(Records about charts and figures)
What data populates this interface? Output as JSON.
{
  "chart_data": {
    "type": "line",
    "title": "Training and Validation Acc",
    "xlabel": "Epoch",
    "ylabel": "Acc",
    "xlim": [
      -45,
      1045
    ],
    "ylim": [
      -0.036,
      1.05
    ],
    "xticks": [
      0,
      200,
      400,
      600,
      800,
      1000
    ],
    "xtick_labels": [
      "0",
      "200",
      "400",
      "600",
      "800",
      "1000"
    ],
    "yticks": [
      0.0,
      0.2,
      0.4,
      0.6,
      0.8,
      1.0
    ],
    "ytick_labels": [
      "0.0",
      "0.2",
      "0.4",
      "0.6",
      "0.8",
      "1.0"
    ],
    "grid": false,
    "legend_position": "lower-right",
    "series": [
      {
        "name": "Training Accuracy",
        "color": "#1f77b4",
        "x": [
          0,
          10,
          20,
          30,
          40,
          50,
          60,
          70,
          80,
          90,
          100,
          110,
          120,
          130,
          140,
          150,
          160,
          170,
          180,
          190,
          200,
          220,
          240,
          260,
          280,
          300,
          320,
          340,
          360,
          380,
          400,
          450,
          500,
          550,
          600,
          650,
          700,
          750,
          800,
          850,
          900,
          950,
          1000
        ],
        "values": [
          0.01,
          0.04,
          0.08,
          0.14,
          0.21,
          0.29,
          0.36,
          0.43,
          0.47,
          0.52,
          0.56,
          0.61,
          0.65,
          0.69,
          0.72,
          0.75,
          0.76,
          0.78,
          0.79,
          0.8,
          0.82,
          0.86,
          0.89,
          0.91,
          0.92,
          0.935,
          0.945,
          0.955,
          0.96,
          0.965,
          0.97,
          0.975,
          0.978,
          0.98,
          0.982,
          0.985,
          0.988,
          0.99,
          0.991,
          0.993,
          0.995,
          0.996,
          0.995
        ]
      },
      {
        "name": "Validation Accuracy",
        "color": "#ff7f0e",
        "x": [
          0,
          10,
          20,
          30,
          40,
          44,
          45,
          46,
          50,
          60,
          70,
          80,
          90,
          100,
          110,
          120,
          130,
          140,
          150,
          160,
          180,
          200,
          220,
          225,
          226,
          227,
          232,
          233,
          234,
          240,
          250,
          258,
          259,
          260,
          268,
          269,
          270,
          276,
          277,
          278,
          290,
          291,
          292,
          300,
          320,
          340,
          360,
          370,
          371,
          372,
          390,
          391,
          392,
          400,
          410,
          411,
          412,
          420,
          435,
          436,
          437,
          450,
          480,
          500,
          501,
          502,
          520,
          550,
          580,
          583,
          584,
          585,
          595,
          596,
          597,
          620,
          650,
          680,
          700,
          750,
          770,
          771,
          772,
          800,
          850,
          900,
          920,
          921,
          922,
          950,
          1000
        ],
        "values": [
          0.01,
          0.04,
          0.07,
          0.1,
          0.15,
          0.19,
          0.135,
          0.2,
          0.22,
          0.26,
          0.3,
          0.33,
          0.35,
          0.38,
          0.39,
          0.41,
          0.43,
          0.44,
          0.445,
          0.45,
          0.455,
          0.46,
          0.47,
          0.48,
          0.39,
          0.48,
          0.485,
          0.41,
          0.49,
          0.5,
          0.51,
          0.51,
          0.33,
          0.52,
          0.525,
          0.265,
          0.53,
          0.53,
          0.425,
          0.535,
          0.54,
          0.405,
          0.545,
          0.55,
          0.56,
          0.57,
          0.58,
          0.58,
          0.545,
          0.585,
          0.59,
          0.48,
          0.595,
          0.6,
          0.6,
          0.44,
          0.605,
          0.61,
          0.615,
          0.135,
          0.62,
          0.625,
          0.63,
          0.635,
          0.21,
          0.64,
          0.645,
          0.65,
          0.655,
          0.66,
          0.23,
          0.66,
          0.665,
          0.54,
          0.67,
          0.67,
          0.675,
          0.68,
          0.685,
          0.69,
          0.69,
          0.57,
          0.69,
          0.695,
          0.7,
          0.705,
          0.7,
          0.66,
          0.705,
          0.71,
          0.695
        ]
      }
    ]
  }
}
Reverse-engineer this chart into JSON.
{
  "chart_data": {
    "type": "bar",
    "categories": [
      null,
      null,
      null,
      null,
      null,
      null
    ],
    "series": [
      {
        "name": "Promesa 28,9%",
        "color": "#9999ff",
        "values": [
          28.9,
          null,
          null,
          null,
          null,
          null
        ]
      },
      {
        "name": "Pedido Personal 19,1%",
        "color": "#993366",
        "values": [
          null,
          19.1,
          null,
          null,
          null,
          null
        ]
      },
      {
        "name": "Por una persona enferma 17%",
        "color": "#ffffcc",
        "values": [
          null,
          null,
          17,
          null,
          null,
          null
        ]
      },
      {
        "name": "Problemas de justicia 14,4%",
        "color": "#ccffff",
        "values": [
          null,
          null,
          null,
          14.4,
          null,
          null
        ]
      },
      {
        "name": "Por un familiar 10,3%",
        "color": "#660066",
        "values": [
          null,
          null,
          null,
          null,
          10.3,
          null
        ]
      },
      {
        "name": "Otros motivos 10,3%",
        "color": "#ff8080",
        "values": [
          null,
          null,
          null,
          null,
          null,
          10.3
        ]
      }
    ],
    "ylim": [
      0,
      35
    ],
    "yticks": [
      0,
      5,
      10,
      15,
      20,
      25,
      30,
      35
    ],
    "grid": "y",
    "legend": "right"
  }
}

## Exercise details:
Your answer should be only the number of lines that hold the word "color".

## Task answer:
8